▶ [Data rows]:
- - - -
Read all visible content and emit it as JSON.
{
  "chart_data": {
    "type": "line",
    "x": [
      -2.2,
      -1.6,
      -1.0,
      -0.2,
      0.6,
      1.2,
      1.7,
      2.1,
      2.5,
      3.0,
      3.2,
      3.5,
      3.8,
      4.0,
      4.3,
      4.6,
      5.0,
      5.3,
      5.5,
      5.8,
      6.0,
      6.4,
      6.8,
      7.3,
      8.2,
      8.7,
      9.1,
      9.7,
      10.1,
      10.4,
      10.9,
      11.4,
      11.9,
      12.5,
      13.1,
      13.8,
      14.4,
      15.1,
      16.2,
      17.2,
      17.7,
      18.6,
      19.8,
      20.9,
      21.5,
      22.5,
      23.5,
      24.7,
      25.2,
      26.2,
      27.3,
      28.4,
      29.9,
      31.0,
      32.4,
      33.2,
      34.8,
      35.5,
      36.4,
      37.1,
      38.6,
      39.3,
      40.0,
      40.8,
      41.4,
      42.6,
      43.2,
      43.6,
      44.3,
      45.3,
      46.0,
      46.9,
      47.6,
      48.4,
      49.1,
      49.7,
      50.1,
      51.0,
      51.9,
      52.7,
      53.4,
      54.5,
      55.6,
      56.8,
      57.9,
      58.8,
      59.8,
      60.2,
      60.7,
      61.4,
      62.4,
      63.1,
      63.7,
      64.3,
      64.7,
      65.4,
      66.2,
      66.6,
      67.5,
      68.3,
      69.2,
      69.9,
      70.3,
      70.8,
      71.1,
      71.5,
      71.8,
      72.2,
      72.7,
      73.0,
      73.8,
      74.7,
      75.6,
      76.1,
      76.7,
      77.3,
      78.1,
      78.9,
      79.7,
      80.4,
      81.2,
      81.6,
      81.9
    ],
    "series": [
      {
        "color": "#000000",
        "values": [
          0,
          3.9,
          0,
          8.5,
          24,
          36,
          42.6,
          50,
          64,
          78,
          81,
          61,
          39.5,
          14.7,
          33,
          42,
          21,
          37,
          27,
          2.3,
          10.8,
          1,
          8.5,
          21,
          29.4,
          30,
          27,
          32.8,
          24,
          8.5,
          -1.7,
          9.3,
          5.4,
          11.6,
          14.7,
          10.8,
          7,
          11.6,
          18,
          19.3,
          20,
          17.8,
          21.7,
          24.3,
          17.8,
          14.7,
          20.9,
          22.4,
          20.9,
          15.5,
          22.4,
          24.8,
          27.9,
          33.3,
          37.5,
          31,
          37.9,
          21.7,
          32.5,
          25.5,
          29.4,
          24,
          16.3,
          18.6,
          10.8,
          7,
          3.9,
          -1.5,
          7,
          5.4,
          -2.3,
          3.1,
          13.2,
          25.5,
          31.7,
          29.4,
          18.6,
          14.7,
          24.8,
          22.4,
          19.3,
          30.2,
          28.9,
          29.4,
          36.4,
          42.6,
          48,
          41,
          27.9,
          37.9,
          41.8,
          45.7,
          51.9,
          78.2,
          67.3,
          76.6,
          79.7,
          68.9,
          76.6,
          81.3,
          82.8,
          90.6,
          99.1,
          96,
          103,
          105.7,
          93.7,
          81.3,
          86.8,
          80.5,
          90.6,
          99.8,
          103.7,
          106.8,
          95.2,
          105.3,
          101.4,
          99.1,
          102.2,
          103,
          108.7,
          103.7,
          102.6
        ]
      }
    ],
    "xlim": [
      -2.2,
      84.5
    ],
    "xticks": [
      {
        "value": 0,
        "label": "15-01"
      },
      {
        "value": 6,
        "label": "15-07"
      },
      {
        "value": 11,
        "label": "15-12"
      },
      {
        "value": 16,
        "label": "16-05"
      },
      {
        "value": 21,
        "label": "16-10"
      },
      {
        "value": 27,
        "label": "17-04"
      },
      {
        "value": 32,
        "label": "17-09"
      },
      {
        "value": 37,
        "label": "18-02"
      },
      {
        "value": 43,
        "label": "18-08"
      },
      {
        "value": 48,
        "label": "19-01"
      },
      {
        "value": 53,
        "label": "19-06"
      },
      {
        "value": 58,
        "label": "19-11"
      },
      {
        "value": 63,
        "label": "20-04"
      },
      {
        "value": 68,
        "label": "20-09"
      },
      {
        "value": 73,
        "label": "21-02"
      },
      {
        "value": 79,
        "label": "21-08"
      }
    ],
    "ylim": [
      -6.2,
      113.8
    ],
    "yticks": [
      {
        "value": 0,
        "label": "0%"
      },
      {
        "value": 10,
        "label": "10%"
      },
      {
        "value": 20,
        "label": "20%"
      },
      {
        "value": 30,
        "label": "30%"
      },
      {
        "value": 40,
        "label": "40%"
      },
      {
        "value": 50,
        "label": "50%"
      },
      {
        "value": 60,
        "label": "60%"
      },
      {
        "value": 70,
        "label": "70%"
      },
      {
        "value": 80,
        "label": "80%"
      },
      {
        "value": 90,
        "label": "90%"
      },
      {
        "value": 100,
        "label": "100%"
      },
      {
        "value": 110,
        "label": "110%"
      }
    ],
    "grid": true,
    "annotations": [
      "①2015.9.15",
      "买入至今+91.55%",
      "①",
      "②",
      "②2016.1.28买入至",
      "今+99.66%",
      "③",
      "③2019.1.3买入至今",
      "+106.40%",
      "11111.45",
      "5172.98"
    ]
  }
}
- - - -
▶ [Aim of the exercise]:
Extract the complete data, matching each line exactly.

▶ [Completed exercise]:
Read all visible content and emit it as JSON.
{
  "chart_data": {
    "type": "line",
    "x": [
      -2.2,
      -1.6,
      -1.0,
      -0.2,
      0.6,
      1.2,
      1.7,
      2.1,
      2.5,
      3.0,
      3.2,
      3.5,
      3.8,
      4.0,
      4.3,
      4.6,
      5.0,
      5.3,
      5.5,
      5.8,
      6.0,
      6.4,
      6.8,
      7.3,
      8.2,
      8.7,
      9.1,
      9.7,
      10.1,
      10.4,
      10.9,
      11.4,
      11.9,
      12.5,
      13.1,
      13.8,
      14.4,
      15.1,
      16.2,
      17.2,
      17.7,
      18.6,
      19.8,
      20.9,
      21.5,
      22.5,
      23.5,
      24.7,
      25.2,
      26.2,
      27.3,
      28.4,
      29.9,
      31.0,
      32.4,
      33.2,
      34.8,
      35.5,
      36.4,
      37.1,
      38.6,
      39.3,
      40.0,
      40.8,
      41.4,
      42.6,
      43.2,
      43.6,
      44.3,
      45.3,
      46.0,
      46.9,
      47.6,
      48.4,
      49.1,
      49.7,
      50.1,
      51.0,
      51.9,
      52.7,
      53.4,
      54.5,
      55.6,
      56.8,
      57.9,
      58.8,
      59.8,
      60.2,
      60.7,
      61.4,
      62.4,
      63.1,
      63.7,
      64.3,
      64.7,
      65.4,
      66.2,
      66.6,
      67.5,
      68.3,
      69.2,
      69.9,
      70.3,
      70.8,
      71.1,
      71.5,
      71.8,
      72.2,
      72.7,
      73.0,
      73.8,
      74.7,
      75.6,
      76.1,
      76.7,
      77.3,
      78.1,
      78.9,
      79.7,
      80.4,
      81.2,
      81.6,
      81.9
    ],
    "series": [
      {
        "color": "#000000",
        "values": [
          0,
          3.9,
          0,
          8.5,
          24,
          36,
          42.6,
          50,
          64,
          78,
          81,
          61,
          39.5,
          14.7,
          33,
          42,
          21,
          37,
          27,
          2.3,
          10.8,
          1,
          8.5,
          21,
          29.4,
          30,
          27,
          32.8,
          24,
          8.5,
          -1.7,
          9.3,
          5.4,
          11.6,
          14.7,
          10.8,
          7,
          11.6,
          18,
          19.3,
          20,
          17.8,
          21.7,
          24.3,
          17.8,
          14.7,
          20.9,
          22.4,
          20.9,
          15.5,
          22.4,
          24.8,
          27.9,
          33.3,
          37.5,
          31,
          37.9,
          21.7,
          32.5,
          25.5,
          29.4,
          24,
          16.3,
          18.6,
          10.8,
          7,
          3.9,
          -1.5,
          7,
          5.4,
          -2.3,
          3.1,
          13.2,
          25.5,
          31.7,
          29.4,
          18.6,
          14.7,
          24.8,
          22.4,
          19.3,
          30.2,
          28.9,
          29.4,
          36.4,
          42.6,
          48,
          41,
          27.9,
          37.9,
          41.8,
          45.7,
          51.9,
          78.2,
          67.3,
          76.6,
          79.7,
          68.9,
          76.6,
          81.3,
          82.8,
          90.6,
          99.1,
          96,
          103,
          105.7,
          93.7,
          81.3,
          86.8,
          80.5,
          90.6,
          99.8,
          103.7,
          106.8,
          95.2,
          105.3,
          101.4,
          99.1,
          102.2,
          103,
          108.7,
          103.7,
          102.6
        ]
      }
    ],
    "xlim": [
      -2.2,
      84.5
    ],
    "xticks": [
      {
        "value": 0,
        "label": "15-01"
      },
      {
        "value": 6,
        "label": "15-07"
      },
      {
        "value": 11,
        "label": "15-12"
      },
      {
        "value": 16,
        "label": "16-05"
      },
      {
        "value": 21,
        "label": "16-10"
      },
      {
        "value": 27,
        "label": "17-04"
      },
      {
        "value": 32,
        "label": "17-09"
      },
      {
        "value": 37,
        "label": "18-02"
      },
      {
        "value": 43,
        "label": "18-08"
      },
      {
        "value": 48,
        "label": "19-01"
      },
      {
        "value": 53,
        "label": "19-06"
      },
      {
        "value": 58,
        "label": "19-11"
      },
      {
        "value": 63,
        "label": "20-04"
      },
      {
        "value": 68,
        "label": "20-09"
      },
      {
        "value": 73,
        "label": "21-02"
      },
      {
        "value": 79,
        "label": "21-08"
      }
    ],
    "ylim": [
      -6.2,
      113.8
    ],
    "yticks": [
      {
        "value": 0,
        "label": "0%"
      },
      {
        "value": 10,
        "label": "10%"
      },
      {
        "value": 20,
        "label": "20%"
      },
      {
        "value": 30,
        "label": "30%"
      },
      {
        "value": 40,
        "label": "40%"
      },
      {
        "value": 50,
        "label": "50%"
      },
      {
        "value": 60,
        "label": "60%"
      },
      {
        "value": 70,
        "label": "70%"
      },
      {
        "value": 80,
        "label": "80%"
      },
      {
        "value": 90,
        "label": "90%"
      },
      {
        "value": 100,
        "label": "100%"
      },
      {
        "value": 110,
        "label": "110%"
      }
    ],
    "grid": true,
    "annotations": [
      "①2015.9.15",
      "买入至今+91.55%",
      "①",
      "②",
      "②2016.1.28买入至",
      "今+99.66%",
      "③",
      "③2019.1.3买入至今",
      "+106.40%",
      "11111.45",
      "5172.98"
    ]
  }
}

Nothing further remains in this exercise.